» Records supplied
┌──

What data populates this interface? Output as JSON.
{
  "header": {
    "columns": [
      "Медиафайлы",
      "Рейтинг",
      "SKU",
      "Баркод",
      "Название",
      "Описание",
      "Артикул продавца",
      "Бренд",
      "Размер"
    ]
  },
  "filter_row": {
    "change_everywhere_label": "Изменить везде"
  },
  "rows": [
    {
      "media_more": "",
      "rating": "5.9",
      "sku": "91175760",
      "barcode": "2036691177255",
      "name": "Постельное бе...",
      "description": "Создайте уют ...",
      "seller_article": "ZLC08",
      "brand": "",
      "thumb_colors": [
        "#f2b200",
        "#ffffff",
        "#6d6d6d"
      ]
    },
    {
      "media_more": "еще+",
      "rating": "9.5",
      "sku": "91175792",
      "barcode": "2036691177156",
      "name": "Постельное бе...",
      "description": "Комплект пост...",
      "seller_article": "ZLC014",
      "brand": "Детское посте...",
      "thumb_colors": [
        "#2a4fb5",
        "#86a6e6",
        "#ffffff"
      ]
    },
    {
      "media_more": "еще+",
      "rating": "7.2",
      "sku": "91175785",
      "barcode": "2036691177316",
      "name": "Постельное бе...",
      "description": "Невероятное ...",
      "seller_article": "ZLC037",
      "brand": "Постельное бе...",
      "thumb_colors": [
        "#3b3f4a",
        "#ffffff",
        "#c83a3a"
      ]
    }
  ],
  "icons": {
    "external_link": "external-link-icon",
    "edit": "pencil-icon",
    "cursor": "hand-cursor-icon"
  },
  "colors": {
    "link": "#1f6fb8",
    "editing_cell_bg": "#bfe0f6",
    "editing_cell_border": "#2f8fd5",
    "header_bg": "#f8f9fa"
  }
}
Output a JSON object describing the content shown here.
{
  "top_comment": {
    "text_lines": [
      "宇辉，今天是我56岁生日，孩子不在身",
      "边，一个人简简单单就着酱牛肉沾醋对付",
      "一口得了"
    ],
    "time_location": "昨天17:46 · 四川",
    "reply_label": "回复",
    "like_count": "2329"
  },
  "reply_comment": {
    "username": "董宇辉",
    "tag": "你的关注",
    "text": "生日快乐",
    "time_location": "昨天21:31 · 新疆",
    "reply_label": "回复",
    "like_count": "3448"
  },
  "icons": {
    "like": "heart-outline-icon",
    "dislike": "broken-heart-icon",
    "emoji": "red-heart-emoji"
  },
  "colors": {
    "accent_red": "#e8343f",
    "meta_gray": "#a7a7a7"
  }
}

└──

» Directions for this task
Print the material above once more, exactly.

» Solution to this problem
What data populates this interface? Output as JSON.
{
  "header": {
    "columns": [
      "Медиафайлы",
      "Рейтинг",
      "SKU",
      "Баркод",
      "Название",
      "Описание",
      "Артикул продавца",
      "Бренд",
      "Размер"
    ]
  },
  "filter_row": {
    "change_everywhere_label": "Изменить везде"
  },
  "rows": [
    {
      "media_more": "",
      "rating": "5.9",
      "sku": "91175760",
      "barcode": "2036691177255",
      "name": "Постельное бе...",
      "description": "Создайте уют ...",
      "seller_article": "ZLC08",
      "brand": "",
      "thumb_colors": [
        "#f2b200",
        "#ffffff",
        "#6d6d6d"
      ]
    },
    {
      "media_more": "еще+",
      "rating": "9.5",
      "sku": "91175792",
      "barcode": "2036691177156",
      "name": "Постельное бе...",
      "description": "Комплект пост...",
      "seller_article": "ZLC014",
      "brand": "Детское посте...",
      "thumb_colors": [
        "#2a4fb5",
        "#86a6e6",
        "#ffffff"
      ]
    },
    {
      "media_more": "еще+",
      "rating": "7.2",
      "sku": "91175785",
      "barcode": "2036691177316",
      "name": "Постельное бе...",
      "description": "Невероятное ...",
      "seller_article": "ZLC037",
      "brand": "Постельное бе...",
      "thumb_colors": [
        "#3b3f4a",
        "#ffffff",
        "#c83a3a"
      ]
    }
  ],
  "icons": {
    "external_link": "external-link-icon",
    "edit": "pencil-icon",
    "cursor": "hand-cursor-icon"
  },
  "colors": {
    "link": "#1f6fb8",
    "editing_cell_bg": "#bfe0f6",
    "editing_cell_border": "#2f8fd5",
    "header_bg": "#f8f9fa"
  }
}
Output a JSON object describing the content shown here.
{
  "top_comment": {
    "text_lines": [
      "宇辉，今天是我56岁生日，孩子不在身",
      "边，一个人简简单单就着酱牛肉沾醋对付",
      "一口得了"
    ],
    "time_location": "昨天17:46 · 四川",
    "reply_label": "回复",
    "like_count": "2329"
  },
  "reply_comment": {
    "username": "董宇辉",
    "tag": "你的关注",
    "text": "生日快乐",
    "time_location": "昨天21:31 · 新疆",
    "reply_label": "回复",
    "like_count": "3448"
  },
  "icons": {
    "like": "heart-outline-icon",
    "dislike": "broken-heart-icon",
    "emoji": "red-heart-emoji"
  },
  "colors": {
    "accent_red": "#e8343f",
    "meta_gray": "#a7a7a7"
  }
}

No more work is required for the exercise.